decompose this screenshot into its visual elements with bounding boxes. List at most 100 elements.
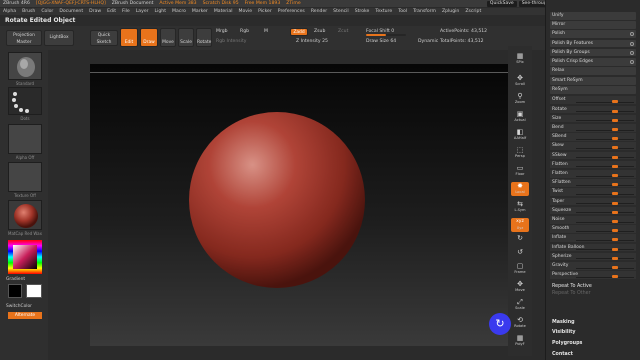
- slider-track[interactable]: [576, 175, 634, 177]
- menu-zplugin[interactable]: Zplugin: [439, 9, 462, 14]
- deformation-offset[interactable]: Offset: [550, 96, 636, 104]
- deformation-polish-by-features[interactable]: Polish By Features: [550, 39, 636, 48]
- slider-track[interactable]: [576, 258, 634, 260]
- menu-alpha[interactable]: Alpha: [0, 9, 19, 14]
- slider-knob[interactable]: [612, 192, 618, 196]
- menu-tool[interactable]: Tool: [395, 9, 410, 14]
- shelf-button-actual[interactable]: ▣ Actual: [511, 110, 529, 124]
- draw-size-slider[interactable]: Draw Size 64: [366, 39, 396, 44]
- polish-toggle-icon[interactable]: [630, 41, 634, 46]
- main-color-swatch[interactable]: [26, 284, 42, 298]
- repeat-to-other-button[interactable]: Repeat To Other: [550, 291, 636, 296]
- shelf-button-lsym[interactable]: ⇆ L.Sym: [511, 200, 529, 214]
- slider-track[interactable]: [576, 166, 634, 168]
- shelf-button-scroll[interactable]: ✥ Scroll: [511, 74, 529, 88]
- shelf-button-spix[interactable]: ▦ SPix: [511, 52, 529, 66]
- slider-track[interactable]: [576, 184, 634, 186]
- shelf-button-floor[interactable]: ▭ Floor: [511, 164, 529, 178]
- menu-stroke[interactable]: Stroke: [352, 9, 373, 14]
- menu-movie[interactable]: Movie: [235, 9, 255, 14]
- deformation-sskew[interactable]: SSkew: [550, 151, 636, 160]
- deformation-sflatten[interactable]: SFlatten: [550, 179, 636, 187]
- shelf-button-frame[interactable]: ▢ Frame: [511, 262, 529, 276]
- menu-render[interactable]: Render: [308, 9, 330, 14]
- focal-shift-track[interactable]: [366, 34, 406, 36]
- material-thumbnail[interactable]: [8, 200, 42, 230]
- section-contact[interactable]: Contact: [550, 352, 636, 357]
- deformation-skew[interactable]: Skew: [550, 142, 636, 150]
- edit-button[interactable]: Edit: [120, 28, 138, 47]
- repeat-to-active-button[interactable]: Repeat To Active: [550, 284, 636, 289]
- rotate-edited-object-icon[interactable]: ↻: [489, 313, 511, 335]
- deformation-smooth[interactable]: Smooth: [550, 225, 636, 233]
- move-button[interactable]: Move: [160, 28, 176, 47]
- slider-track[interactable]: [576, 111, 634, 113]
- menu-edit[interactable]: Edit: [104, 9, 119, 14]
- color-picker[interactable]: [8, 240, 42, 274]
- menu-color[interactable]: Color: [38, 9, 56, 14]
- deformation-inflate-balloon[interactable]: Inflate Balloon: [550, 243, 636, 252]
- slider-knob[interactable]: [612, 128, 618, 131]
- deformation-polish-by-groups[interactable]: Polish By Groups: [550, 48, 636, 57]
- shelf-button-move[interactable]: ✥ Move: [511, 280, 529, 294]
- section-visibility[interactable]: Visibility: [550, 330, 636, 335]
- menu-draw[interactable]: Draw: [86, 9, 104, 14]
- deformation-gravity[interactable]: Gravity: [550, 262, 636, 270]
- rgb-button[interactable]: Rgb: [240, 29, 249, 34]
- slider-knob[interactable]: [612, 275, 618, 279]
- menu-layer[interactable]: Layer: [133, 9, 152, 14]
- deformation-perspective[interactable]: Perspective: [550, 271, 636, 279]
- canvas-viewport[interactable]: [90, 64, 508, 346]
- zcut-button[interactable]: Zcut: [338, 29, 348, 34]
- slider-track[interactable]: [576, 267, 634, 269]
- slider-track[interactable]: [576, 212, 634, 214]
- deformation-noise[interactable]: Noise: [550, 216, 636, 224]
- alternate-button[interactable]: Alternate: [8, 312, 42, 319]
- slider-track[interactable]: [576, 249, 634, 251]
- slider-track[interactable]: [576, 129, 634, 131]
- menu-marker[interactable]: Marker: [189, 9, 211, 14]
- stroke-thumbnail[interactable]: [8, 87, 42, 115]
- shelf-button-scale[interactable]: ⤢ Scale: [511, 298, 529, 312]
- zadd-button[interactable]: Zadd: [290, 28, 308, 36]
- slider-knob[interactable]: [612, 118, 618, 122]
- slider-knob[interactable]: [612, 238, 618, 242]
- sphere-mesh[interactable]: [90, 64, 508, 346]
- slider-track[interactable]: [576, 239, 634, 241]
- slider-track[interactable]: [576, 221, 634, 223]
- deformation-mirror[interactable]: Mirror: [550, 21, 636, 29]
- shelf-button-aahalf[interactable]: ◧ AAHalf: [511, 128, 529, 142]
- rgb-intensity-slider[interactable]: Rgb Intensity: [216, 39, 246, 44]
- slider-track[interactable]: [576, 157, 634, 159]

--*--

§ **Aim**
Please write out all of the material above line for line, changing nothing, and leave the pictures out.

§ **Task answer**
decompose this screenshot into its visual elements with bounding boxes. List at most 100 elements.
- slider-track[interactable]: [576, 175, 634, 177]
- menu-zplugin[interactable]: Zplugin: [439, 9, 462, 14]
- deformation-offset[interactable]: Offset: [550, 96, 636, 104]
- deformation-polish-by-features[interactable]: Polish By Features: [550, 39, 636, 48]
- slider-track[interactable]: [576, 258, 634, 260]
- menu-alpha[interactable]: Alpha: [0, 9, 19, 14]
- slider-knob[interactable]: [612, 192, 618, 196]
- menu-tool[interactable]: Tool: [395, 9, 410, 14]
- shelf-button-actual[interactable]: ▣ Actual: [511, 110, 529, 124]
- draw-size-slider[interactable]: Draw Size 64: [366, 39, 396, 44]
- polish-toggle-icon[interactable]: [630, 41, 634, 46]
- main-color-swatch[interactable]: [26, 284, 42, 298]
- repeat-to-other-button[interactable]: Repeat To Other: [550, 291, 636, 296]
- shelf-button-lsym[interactable]: ⇆ L.Sym: [511, 200, 529, 214]
- slider-track[interactable]: [576, 166, 634, 168]
- shelf-button-scroll[interactable]: ✥ Scroll: [511, 74, 529, 88]
- shelf-button-spix[interactable]: ▦ SPix: [511, 52, 529, 66]
- slider-track[interactable]: [576, 184, 634, 186]
- shelf-button-floor[interactable]: ▭ Floor: [511, 164, 529, 178]
- menu-stroke[interactable]: Stroke: [352, 9, 373, 14]
- menu-movie[interactable]: Movie: [235, 9, 255, 14]
- deformation-sskew[interactable]: SSkew: [550, 151, 636, 160]
- deformation-sflatten[interactable]: SFlatten: [550, 179, 636, 187]
- shelf-button-frame[interactable]: ▢ Frame: [511, 262, 529, 276]
- menu-render[interactable]: Render: [308, 9, 330, 14]
- focal-shift-track[interactable]: [366, 34, 406, 36]
- material-thumbnail[interactable]: [8, 200, 42, 230]
- section-contact[interactable]: Contact: [550, 352, 636, 357]
- deformation-skew[interactable]: Skew: [550, 142, 636, 150]
- edit-button[interactable]: Edit: [120, 28, 138, 47]
- repeat-to-active-button[interactable]: Repeat To Active: [550, 284, 636, 289]
- rotate-edited-object-icon[interactable]: ↻: [489, 313, 511, 335]
- deformation-smooth[interactable]: Smooth: [550, 225, 636, 233]
- move-button[interactable]: Move: [160, 28, 176, 47]
- slider-track[interactable]: [576, 111, 634, 113]
- menu-edit[interactable]: Edit: [104, 9, 119, 14]
- color-picker[interactable]: [8, 240, 42, 274]
- menu-color[interactable]: Color: [38, 9, 56, 14]
- deformation-inflate-balloon[interactable]: Inflate Balloon: [550, 243, 636, 252]
- slider-knob[interactable]: [612, 128, 618, 131]
- deformation-polish-by-groups[interactable]: Polish By Groups: [550, 48, 636, 57]
- shelf-button-move[interactable]: ✥ Move: [511, 280, 529, 294]
- section-visibility[interactable]: Visibility: [550, 330, 636, 335]
- menu-draw[interactable]: Draw: [86, 9, 104, 14]
- deformation-gravity[interactable]: Gravity: [550, 262, 636, 270]
- rgb-button[interactable]: Rgb: [240, 29, 249, 34]
- slider-knob[interactable]: [612, 275, 618, 279]
- menu-layer[interactable]: Layer: [133, 9, 152, 14]
- deformation-perspective[interactable]: Perspective: [550, 271, 636, 279]
- canvas-viewport[interactable]: [90, 64, 508, 346]
- zcut-button[interactable]: Zcut: [338, 29, 348, 34]
- slider-track[interactable]: [576, 267, 634, 269]
- slider-track[interactable]: [576, 212, 634, 214]
- deformation-noise[interactable]: Noise: [550, 216, 636, 224]
- alternate-button[interactable]: Alternate: [8, 312, 42, 319]
- slider-track[interactable]: [576, 249, 634, 251]
- slider-track[interactable]: [576, 129, 634, 131]
- menu-marker[interactable]: Marker: [189, 9, 211, 14]
- stroke-thumbnail[interactable]: [8, 87, 42, 115]
- shelf-button-scale[interactable]: ⤢ Scale: [511, 298, 529, 312]
- zadd-button[interactable]: Zadd: [290, 28, 308, 36]
- slider-knob[interactable]: [612, 118, 618, 122]
- slider-knob[interactable]: [612, 238, 618, 242]
- sphere-mesh[interactable]: [90, 64, 508, 346]
- slider-track[interactable]: [576, 239, 634, 241]
- slider-track[interactable]: [576, 221, 634, 223]
- deformation-mirror[interactable]: Mirror: [550, 21, 636, 29]
- shelf-button-aahalf[interactable]: ◧ AAHalf: [511, 128, 529, 142]
- rgb-intensity-slider[interactable]: Rgb Intensity: [216, 39, 246, 44]
- slider-track[interactable]: [576, 157, 634, 159]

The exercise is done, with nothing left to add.